INSTRUCTIONS FOR THE TASK:
Search the material for the word "this" and copy each line that holds it.

DATA PROVIDED:
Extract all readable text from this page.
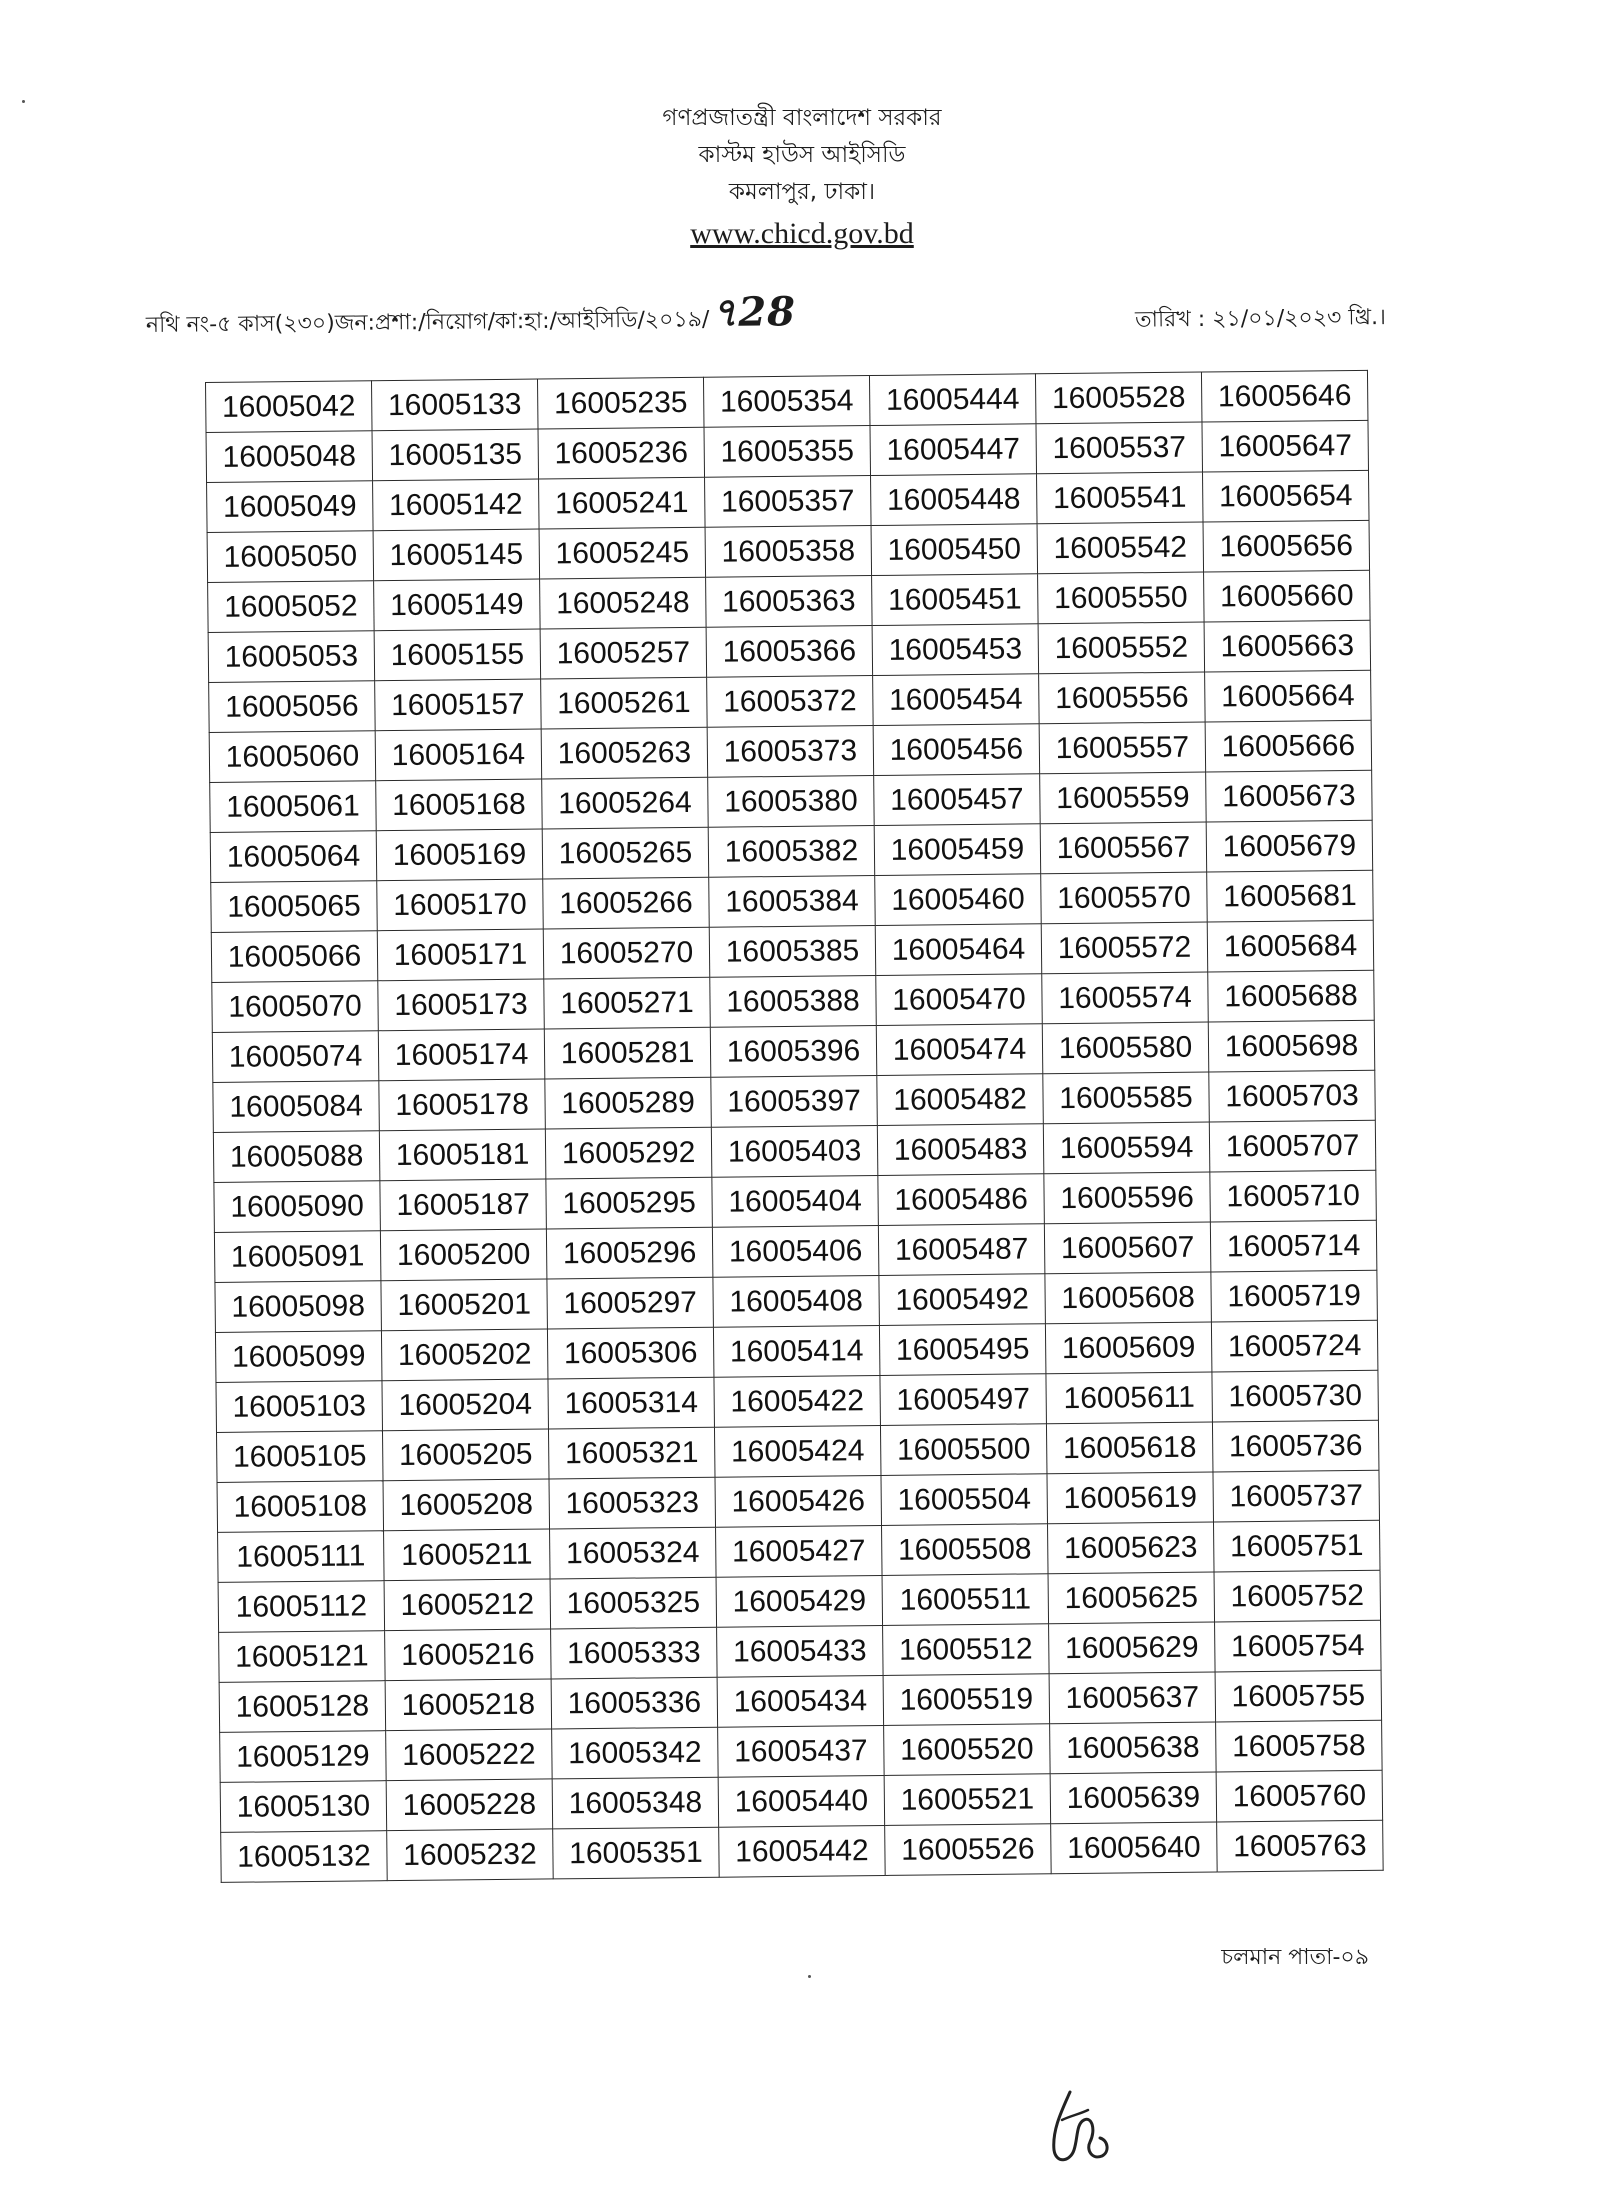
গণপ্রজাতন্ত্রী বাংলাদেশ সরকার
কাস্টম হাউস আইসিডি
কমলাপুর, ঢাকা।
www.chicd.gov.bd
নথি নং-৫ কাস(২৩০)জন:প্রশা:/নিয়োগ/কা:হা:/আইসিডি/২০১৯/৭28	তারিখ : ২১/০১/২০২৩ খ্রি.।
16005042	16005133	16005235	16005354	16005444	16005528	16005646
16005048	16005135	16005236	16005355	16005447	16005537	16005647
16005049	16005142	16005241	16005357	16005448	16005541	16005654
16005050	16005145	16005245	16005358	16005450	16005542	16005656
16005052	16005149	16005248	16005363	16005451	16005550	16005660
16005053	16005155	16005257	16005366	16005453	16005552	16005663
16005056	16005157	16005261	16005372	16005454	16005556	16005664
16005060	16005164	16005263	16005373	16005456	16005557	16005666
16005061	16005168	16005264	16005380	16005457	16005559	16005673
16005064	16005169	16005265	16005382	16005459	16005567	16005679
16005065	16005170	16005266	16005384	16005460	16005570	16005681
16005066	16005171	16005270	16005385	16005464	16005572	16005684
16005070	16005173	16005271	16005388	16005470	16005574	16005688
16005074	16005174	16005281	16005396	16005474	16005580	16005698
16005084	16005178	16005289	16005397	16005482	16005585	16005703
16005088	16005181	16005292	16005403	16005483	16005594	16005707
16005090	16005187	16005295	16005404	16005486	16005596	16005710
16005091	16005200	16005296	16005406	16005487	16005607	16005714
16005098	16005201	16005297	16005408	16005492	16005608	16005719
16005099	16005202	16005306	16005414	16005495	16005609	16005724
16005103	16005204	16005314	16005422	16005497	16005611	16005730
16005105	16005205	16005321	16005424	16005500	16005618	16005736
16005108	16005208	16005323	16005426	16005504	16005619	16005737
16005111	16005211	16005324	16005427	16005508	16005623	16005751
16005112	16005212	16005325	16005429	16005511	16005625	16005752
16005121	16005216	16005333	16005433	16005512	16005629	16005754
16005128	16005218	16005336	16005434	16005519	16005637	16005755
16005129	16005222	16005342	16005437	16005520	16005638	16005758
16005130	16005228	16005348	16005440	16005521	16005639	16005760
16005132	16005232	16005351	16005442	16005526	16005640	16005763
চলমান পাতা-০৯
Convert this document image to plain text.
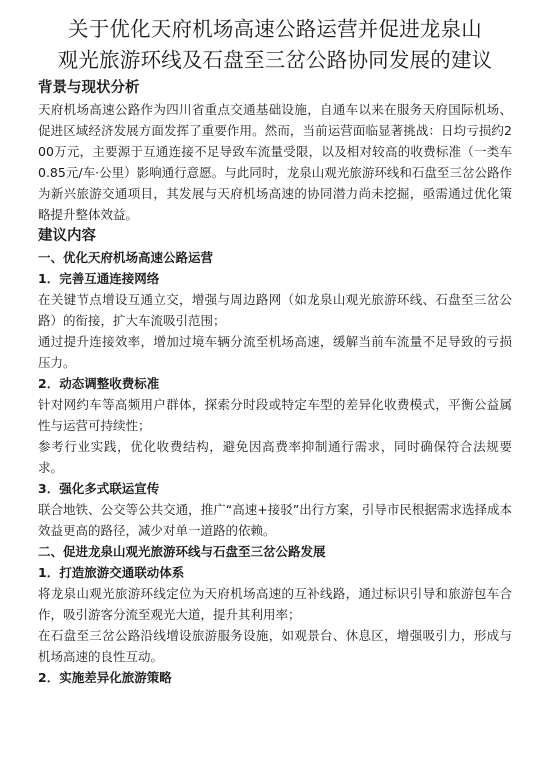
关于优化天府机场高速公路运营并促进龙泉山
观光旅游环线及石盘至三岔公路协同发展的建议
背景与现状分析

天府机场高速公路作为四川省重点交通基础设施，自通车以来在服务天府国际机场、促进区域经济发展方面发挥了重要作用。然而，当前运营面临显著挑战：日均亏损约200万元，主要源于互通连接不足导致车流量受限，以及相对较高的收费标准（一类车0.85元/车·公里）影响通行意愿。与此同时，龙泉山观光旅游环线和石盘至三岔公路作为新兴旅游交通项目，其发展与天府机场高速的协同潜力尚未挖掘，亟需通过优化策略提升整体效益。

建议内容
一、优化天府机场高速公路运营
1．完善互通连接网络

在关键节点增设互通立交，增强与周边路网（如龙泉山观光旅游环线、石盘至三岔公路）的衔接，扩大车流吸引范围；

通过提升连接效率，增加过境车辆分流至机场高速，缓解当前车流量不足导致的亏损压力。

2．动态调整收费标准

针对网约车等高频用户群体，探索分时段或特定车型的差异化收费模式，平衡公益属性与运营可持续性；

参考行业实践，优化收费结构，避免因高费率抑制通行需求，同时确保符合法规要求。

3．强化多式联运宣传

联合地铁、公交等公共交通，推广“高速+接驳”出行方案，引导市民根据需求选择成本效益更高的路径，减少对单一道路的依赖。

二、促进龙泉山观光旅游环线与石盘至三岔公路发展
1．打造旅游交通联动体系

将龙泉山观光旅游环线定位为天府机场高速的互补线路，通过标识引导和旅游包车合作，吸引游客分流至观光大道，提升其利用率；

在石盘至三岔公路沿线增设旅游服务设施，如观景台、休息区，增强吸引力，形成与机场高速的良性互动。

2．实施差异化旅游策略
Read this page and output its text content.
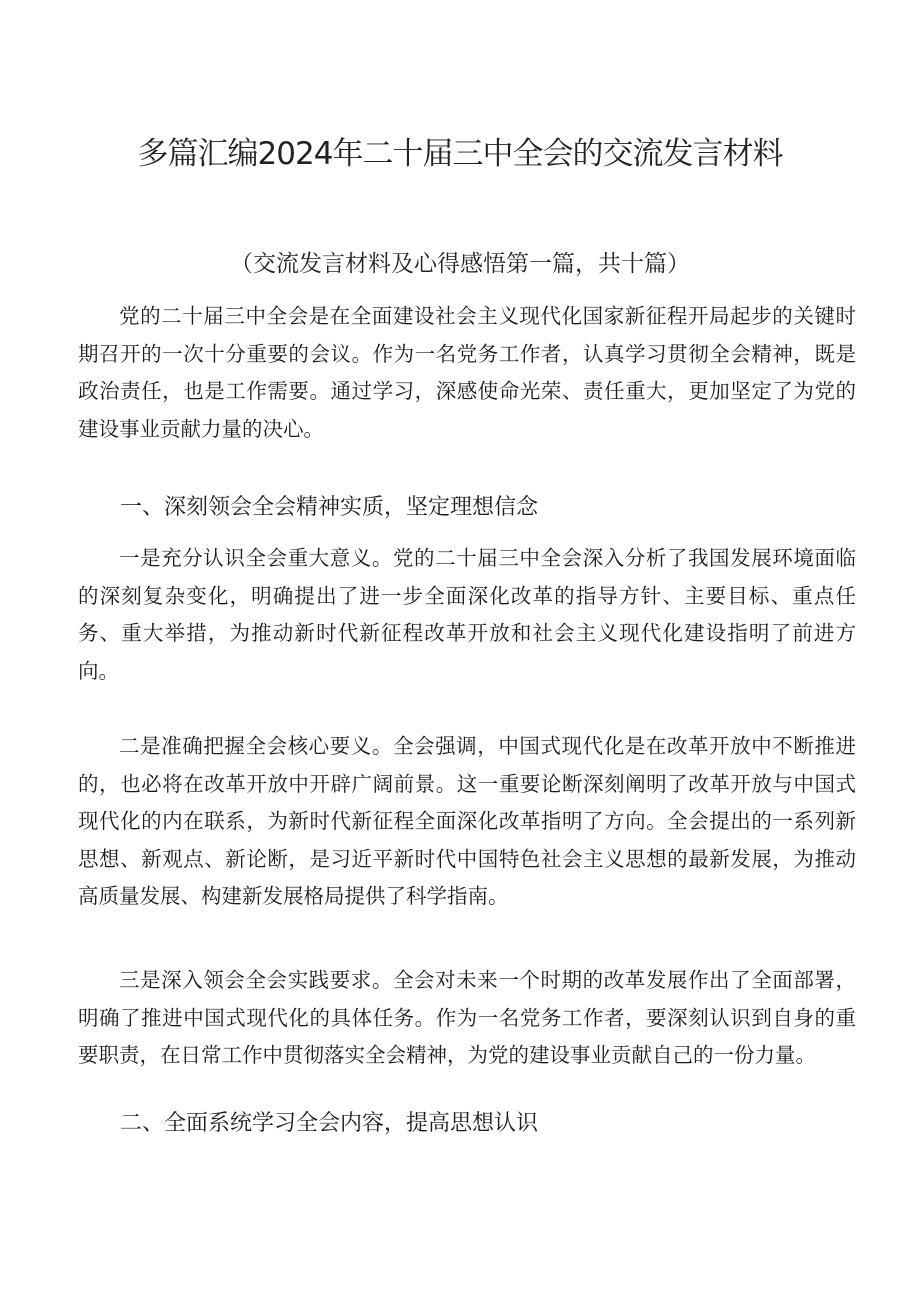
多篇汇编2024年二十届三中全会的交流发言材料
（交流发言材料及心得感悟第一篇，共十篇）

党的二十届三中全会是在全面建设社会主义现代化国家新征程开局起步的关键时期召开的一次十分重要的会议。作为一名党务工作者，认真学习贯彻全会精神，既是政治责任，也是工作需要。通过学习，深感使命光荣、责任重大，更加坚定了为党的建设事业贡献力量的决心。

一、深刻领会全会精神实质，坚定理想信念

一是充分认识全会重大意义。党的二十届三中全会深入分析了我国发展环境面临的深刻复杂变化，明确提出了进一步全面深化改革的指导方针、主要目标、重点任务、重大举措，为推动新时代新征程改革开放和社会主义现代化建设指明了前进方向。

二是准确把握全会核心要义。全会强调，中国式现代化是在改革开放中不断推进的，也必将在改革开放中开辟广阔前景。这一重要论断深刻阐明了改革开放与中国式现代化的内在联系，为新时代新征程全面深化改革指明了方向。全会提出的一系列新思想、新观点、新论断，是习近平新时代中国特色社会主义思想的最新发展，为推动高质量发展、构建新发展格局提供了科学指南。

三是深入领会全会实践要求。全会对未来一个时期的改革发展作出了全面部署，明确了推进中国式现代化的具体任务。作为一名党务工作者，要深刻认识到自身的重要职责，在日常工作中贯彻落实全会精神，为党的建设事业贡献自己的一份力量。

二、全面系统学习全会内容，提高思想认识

ANSWER BELOW:
Extract all readable text from this page.
Convert this document image to plain text.
Read this page and output its text content.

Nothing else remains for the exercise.